- [Records to use]:
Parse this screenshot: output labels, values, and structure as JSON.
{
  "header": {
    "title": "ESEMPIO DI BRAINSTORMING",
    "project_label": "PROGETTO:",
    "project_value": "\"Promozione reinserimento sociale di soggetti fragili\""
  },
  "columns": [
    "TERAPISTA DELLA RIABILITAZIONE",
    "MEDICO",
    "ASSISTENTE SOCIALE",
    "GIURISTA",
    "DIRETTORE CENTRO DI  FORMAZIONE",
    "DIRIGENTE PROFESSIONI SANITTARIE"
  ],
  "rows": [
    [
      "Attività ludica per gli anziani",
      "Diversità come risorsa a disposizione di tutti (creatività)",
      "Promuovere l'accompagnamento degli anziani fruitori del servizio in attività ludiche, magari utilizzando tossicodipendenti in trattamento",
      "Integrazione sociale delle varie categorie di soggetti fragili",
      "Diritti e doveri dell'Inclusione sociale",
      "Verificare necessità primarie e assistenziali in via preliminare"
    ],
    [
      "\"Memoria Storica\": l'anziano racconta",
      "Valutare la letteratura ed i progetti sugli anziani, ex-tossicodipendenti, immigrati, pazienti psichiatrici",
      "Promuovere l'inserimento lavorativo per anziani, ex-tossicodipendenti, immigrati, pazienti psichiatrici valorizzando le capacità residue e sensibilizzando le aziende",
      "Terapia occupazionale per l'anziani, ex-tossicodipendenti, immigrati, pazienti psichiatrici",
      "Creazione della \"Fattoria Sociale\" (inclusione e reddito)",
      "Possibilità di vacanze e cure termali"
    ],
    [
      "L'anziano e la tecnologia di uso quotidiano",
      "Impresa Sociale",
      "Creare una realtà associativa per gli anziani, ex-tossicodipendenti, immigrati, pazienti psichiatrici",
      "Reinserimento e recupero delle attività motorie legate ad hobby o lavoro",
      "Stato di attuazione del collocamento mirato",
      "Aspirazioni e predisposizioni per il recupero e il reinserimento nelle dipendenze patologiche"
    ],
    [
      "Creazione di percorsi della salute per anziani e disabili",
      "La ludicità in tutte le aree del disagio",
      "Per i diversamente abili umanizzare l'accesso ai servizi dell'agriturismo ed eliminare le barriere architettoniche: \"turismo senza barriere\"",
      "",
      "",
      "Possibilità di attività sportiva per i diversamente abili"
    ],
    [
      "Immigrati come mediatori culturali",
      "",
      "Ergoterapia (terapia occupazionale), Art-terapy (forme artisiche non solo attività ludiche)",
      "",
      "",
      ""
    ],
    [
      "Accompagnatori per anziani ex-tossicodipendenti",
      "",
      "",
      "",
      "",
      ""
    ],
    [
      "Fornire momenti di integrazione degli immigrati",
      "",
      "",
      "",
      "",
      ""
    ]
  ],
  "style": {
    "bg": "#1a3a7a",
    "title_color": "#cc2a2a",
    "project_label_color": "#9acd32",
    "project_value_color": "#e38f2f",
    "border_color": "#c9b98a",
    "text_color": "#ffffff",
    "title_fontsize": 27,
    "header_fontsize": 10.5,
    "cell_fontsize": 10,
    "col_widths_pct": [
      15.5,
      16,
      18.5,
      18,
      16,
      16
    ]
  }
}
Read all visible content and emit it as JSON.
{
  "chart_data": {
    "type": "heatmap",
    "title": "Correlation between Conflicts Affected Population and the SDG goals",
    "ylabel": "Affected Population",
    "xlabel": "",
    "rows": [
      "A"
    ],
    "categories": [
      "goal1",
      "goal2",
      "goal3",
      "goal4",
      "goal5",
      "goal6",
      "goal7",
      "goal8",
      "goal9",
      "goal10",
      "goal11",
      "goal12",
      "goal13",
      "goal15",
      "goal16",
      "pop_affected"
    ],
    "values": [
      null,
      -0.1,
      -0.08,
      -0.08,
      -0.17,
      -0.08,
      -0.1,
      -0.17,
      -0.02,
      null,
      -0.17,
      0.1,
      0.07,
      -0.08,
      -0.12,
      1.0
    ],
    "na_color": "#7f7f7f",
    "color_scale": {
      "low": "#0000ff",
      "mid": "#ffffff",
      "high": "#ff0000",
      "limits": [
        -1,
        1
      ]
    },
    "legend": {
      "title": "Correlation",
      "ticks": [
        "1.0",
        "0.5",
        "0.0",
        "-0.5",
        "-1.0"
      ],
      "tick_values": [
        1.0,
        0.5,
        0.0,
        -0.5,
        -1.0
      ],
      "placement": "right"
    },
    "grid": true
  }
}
* * *
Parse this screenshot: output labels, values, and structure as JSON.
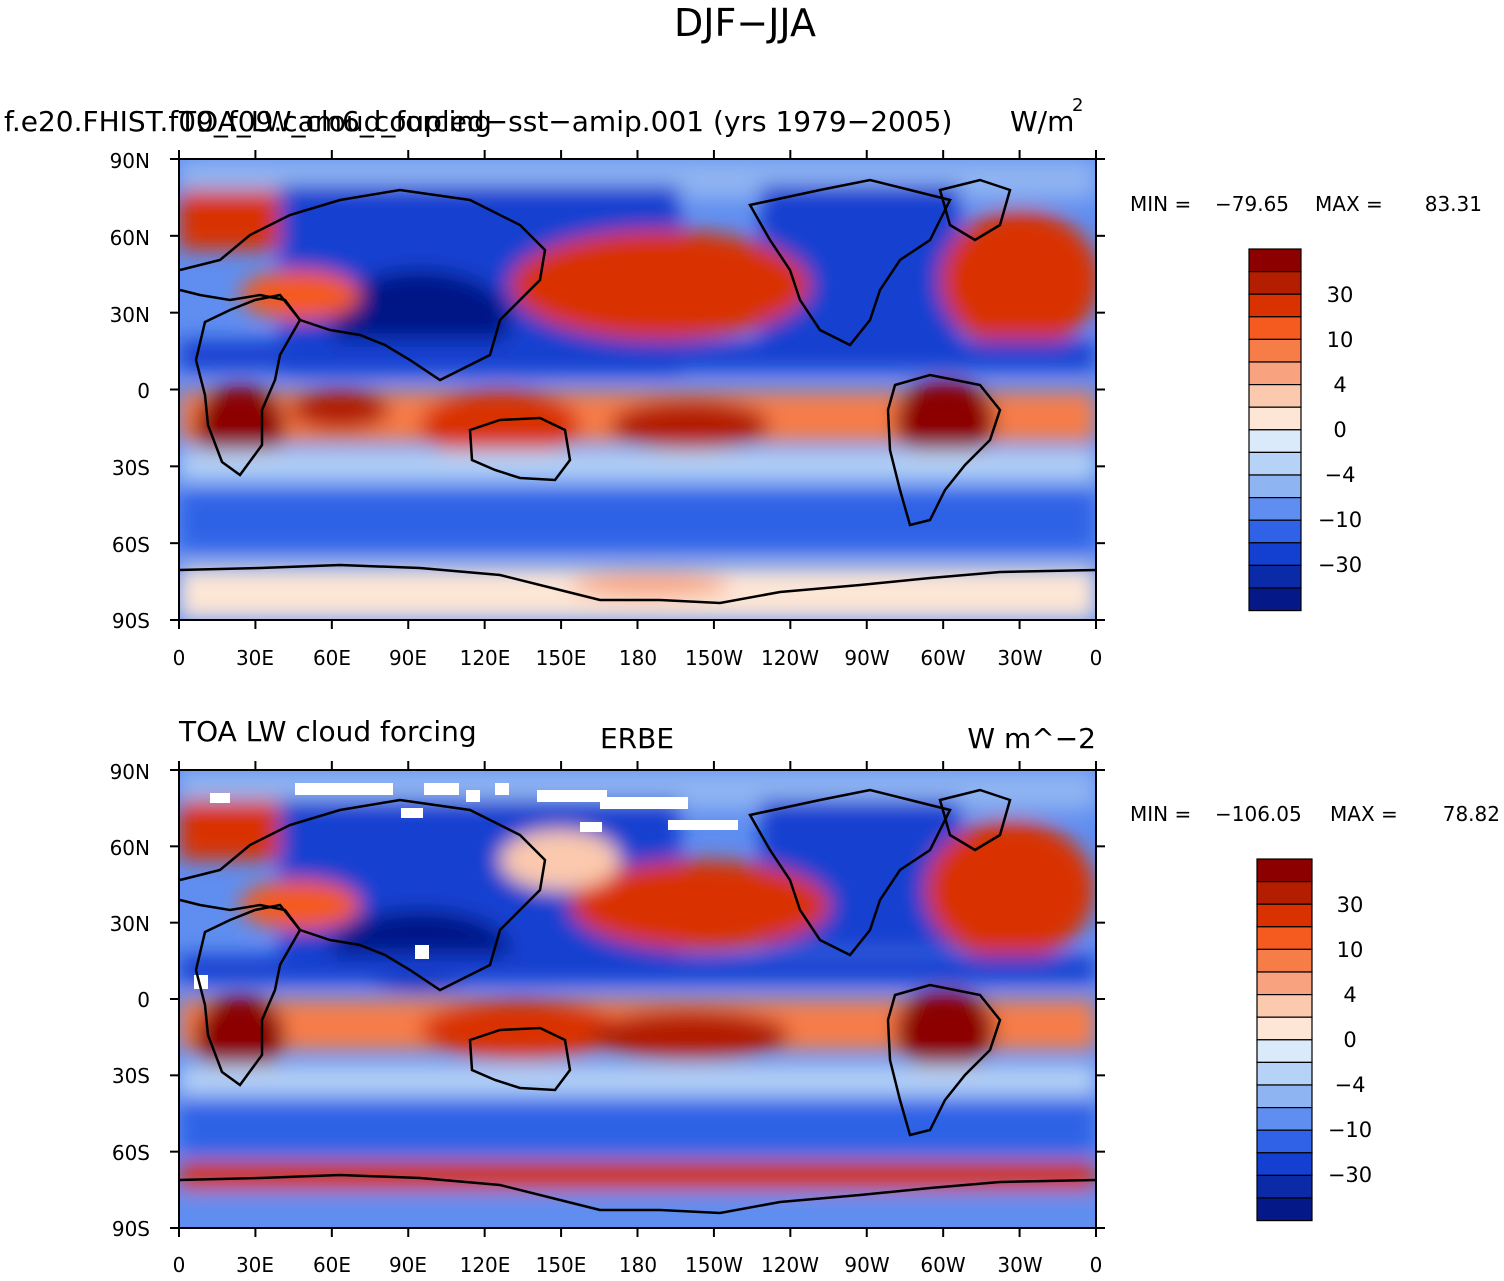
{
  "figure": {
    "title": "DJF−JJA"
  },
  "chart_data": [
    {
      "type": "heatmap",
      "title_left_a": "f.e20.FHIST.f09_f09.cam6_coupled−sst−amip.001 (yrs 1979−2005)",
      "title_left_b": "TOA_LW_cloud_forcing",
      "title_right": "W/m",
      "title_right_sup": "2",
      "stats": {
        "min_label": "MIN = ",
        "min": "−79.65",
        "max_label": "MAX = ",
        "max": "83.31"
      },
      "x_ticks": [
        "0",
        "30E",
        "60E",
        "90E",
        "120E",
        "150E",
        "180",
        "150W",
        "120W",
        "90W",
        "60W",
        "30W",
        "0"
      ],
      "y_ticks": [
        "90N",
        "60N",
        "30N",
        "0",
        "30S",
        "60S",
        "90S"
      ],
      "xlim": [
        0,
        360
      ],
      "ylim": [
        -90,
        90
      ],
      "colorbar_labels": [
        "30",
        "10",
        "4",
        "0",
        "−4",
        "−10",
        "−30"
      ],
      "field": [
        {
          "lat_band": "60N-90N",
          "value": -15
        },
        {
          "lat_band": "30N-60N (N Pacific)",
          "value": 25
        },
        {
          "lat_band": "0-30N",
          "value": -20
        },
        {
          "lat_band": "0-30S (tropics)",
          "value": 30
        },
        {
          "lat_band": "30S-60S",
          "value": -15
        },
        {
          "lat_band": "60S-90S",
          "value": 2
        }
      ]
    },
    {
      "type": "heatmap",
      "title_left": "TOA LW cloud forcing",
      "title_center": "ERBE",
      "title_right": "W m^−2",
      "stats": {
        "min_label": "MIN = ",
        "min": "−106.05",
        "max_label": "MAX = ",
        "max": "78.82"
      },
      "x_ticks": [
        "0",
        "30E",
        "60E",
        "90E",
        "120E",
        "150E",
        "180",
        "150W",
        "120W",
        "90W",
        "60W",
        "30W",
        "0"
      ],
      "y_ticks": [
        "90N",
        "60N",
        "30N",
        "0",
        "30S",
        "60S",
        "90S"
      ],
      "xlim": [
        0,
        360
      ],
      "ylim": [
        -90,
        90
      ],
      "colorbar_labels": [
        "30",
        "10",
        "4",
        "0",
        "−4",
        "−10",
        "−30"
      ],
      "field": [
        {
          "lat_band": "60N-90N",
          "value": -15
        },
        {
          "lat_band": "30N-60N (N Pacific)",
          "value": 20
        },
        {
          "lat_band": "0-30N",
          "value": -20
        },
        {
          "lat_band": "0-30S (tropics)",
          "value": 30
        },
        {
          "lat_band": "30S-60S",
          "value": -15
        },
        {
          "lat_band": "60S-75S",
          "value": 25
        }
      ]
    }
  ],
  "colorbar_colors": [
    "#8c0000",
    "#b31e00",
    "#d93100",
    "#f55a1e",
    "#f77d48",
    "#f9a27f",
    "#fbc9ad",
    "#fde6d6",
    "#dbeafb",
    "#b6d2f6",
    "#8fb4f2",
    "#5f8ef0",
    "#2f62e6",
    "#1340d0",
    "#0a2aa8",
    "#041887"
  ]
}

- [To be done]: Across the material above, count every line holding "Possibilità" and write down only the number.

- [Correct output]: 2